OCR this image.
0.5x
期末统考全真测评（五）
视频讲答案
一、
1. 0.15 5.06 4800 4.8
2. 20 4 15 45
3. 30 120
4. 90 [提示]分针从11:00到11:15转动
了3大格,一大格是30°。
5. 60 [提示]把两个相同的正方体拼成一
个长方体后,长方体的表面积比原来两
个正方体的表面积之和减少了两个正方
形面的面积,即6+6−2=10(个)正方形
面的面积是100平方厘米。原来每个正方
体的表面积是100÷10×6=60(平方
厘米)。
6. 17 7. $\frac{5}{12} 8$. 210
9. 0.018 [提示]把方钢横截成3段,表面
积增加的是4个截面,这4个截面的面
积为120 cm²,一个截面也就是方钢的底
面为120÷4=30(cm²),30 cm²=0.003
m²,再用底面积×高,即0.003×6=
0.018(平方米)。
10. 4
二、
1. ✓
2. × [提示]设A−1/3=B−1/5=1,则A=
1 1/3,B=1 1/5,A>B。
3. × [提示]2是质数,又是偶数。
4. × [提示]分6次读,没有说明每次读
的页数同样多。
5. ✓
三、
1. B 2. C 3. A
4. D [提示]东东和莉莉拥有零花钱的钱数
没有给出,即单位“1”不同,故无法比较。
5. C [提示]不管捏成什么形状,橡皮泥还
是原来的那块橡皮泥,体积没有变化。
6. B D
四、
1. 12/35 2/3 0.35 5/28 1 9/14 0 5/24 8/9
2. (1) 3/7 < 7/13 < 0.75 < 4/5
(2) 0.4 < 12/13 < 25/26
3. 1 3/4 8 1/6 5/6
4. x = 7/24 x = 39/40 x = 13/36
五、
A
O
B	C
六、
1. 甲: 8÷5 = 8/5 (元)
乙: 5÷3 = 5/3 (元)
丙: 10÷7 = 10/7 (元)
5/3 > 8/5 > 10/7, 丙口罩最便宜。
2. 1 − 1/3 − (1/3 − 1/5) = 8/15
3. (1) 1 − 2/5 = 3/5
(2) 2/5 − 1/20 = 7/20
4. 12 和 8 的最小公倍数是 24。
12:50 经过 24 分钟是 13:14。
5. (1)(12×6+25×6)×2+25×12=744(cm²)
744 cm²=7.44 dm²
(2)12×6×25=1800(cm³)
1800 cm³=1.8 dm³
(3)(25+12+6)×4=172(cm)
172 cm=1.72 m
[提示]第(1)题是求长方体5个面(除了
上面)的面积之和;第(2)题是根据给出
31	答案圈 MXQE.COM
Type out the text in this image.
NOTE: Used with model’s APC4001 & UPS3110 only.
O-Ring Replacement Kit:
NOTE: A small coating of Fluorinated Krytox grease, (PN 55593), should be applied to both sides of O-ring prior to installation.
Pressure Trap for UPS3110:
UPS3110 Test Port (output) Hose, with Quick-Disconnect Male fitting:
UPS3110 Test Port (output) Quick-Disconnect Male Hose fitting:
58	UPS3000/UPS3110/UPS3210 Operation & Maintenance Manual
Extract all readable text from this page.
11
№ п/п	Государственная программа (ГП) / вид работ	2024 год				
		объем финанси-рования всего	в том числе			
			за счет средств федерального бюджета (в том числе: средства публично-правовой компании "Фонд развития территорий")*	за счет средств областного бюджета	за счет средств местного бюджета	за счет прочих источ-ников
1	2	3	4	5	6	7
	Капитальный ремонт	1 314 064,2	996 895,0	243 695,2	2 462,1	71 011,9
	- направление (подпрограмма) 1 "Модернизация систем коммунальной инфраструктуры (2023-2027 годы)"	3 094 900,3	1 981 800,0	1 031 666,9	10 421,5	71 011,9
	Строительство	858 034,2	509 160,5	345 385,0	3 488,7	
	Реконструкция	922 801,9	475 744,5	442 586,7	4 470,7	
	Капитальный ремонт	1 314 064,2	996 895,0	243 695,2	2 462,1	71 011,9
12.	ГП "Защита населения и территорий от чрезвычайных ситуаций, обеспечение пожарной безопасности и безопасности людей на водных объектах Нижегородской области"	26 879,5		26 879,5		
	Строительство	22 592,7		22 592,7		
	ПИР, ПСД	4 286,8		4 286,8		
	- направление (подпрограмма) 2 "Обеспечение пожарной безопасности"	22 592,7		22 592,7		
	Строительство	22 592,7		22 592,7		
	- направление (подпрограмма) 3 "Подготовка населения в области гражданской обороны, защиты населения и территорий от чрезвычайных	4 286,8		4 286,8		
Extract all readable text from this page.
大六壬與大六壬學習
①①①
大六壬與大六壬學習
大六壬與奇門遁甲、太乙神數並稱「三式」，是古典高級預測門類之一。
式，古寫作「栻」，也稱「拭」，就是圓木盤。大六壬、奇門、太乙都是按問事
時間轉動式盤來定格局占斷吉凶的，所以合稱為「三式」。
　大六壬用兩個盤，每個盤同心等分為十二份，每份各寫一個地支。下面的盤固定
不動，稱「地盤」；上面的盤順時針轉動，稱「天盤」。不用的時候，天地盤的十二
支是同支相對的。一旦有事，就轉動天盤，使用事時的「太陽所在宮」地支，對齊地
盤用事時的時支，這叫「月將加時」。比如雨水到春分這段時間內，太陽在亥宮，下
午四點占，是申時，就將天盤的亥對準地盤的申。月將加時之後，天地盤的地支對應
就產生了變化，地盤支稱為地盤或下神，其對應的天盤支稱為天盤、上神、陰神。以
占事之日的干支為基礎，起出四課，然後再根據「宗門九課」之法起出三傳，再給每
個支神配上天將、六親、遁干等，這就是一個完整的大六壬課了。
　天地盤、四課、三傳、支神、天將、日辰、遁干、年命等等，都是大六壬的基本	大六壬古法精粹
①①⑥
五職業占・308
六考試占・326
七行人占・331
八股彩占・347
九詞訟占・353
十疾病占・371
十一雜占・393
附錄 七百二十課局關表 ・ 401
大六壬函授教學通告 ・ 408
###
Problem to work on = Reproduce the records above exactly as they appear.

Exercise answer =
OCR this image.
0.5x
期末统考全真测评（五）
视频讲答案
一、
1. 0.15 5.06 4800 4.8
2. 20 4 15 45
3. 30 120
4. 90 [提示]分针从11:00到11:15转动
了3大格,一大格是30°。
5. 60 [提示]把两个相同的正方体拼成一
个长方体后,长方体的表面积比原来两
个正方体的表面积之和减少了两个正方
形面的面积,即6+6−2=10(个)正方形
面的面积是100平方厘米。原来每个正方
体的表面积是100÷10×6=60(平方
厘米)。
6. 17 7. $\frac{5}{12} 8$. 210
9. 0.018 [提示]把方钢横截成3段,表面
积增加的是4个截面,这4个截面的面
积为120 cm²,一个截面也就是方钢的底
面为120÷4=30(cm²),30 cm²=0.003
m²,再用底面积×高,即0.003×6=
0.018(平方米)。
10. 4
二、
1. ✓
2. × [提示]设A−1/3=B−1/5=1,则A=
1 1/3,B=1 1/5,A>B。
3. × [提示]2是质数,又是偶数。
4. × [提示]分6次读,没有说明每次读
的页数同样多。
5. ✓
三、
1. B 2. C 3. A
4. D [提示]东东和莉莉拥有零花钱的钱数
没有给出,即单位“1”不同,故无法比较。
5. C [提示]不管捏成什么形状,橡皮泥还
是原来的那块橡皮泥,体积没有变化。
6. B D
四、
1. 12/35 2/3 0.35 5/28 1 9/14 0 5/24 8/9
2. (1) 3/7 < 7/13 < 0.75 < 4/5
(2) 0.4 < 12/13 < 25/26
3. 1 3/4 8 1/6 5/6
4. x = 7/24 x = 39/40 x = 13/36
五、
A
O
B	C
六、
1. 甲: 8÷5 = 8/5 (元)
乙: 5÷3 = 5/3 (元)
丙: 10÷7 = 10/7 (元)
5/3 > 8/5 > 10/7, 丙口罩最便宜。
2. 1 − 1/3 − (1/3 − 1/5) = 8/15
3. (1) 1 − 2/5 = 3/5
(2) 2/5 − 1/20 = 7/20
4. 12 和 8 的最小公倍数是 24。
12:50 经过 24 分钟是 13:14。
5. (1)(12×6+25×6)×2+25×12=744(cm²)
744 cm²=7.44 dm²
(2)12×6×25=1800(cm³)
1800 cm³=1.8 dm³
(3)(25+12+6)×4=172(cm)
172 cm=1.72 m
[提示]第(1)题是求长方体5个面(除了
上面)的面积之和;第(2)题是根据给出
31	答案圈 MXQE.COM
Type out the text in this image.
NOTE: Used with model’s APC4001 & UPS3110 only.
O-Ring Replacement Kit:
NOTE: A small coating of Fluorinated Krytox grease, (PN 55593), should be applied to both sides of O-ring prior to installation.
Pressure Trap for UPS3110:
UPS3110 Test Port (output) Hose, with Quick-Disconnect Male fitting:
UPS3110 Test Port (output) Quick-Disconnect Male Hose fitting:
58	UPS3000/UPS3110/UPS3210 Operation & Maintenance Manual
Extract all readable text from this page.
11
№ п/п	Государственная программа (ГП) / вид работ	2024 год				
		объем финанси-рования всего	в том числе			
			за счет средств федерального бюджета (в том числе: средства публично-правовой компании "Фонд развития территорий")*	за счет средств областного бюджета	за счет средств местного бюджета	за счет прочих источ-ников
1	2	3	4	5	6	7
	Капитальный ремонт	1 314 064,2	996 895,0	243 695,2	2 462,1	71 011,9
	- направление (подпрограмма) 1 "Модернизация систем коммунальной инфраструктуры (2023-2027 годы)"	3 094 900,3	1 981 800,0	1 031 666,9	10 421,5	71 011,9
	Строительство	858 034,2	509 160,5	345 385,0	3 488,7	
	Реконструкция	922 801,9	475 744,5	442 586,7	4 470,7	
	Капитальный ремонт	1 314 064,2	996 895,0	243 695,2	2 462,1	71 011,9
12.	ГП "Защита населения и территорий от чрезвычайных ситуаций, обеспечение пожарной безопасности и безопасности людей на водных объектах Нижегородской области"	26 879,5		26 879,5		
	Строительство	22 592,7		22 592,7		
	ПИР, ПСД	4 286,8		4 286,8		
	- направление (подпрограмма) 2 "Обеспечение пожарной безопасности"	22 592,7		22 592,7		
	Строительство	22 592,7		22 592,7		
	- направление (подпрограмма) 3 "Подготовка населения в области гражданской обороны, защиты населения и территорий от чрезвычайных	4 286,8		4 286,8		
Extract all readable text from this page.
大六壬與大六壬學習
①①①
大六壬與大六壬學習
大六壬與奇門遁甲、太乙神數並稱「三式」，是古典高級預測門類之一。
式，古寫作「栻」，也稱「拭」，就是圓木盤。大六壬、奇門、太乙都是按問事
時間轉動式盤來定格局占斷吉凶的，所以合稱為「三式」。
　大六壬用兩個盤，每個盤同心等分為十二份，每份各寫一個地支。下面的盤固定
不動，稱「地盤」；上面的盤順時針轉動，稱「天盤」。不用的時候，天地盤的十二
支是同支相對的。一旦有事，就轉動天盤，使用事時的「太陽所在宮」地支，對齊地
盤用事時的時支，這叫「月將加時」。比如雨水到春分這段時間內，太陽在亥宮，下
午四點占，是申時，就將天盤的亥對準地盤的申。月將加時之後，天地盤的地支對應
就產生了變化，地盤支稱為地盤或下神，其對應的天盤支稱為天盤、上神、陰神。以
占事之日的干支為基礎，起出四課，然後再根據「宗門九課」之法起出三傳，再給每
個支神配上天將、六親、遁干等，這就是一個完整的大六壬課了。
　天地盤、四課、三傳、支神、天將、日辰、遁干、年命等等，都是大六壬的基本	大六壬古法精粹
①①⑥
五職業占・308
六考試占・326
七行人占・331
八股彩占・347
九詞訟占・353
十疾病占・371
十一雜占・393
附錄 七百二十課局關表 ・ 401
大六壬函授教學通告 ・ 408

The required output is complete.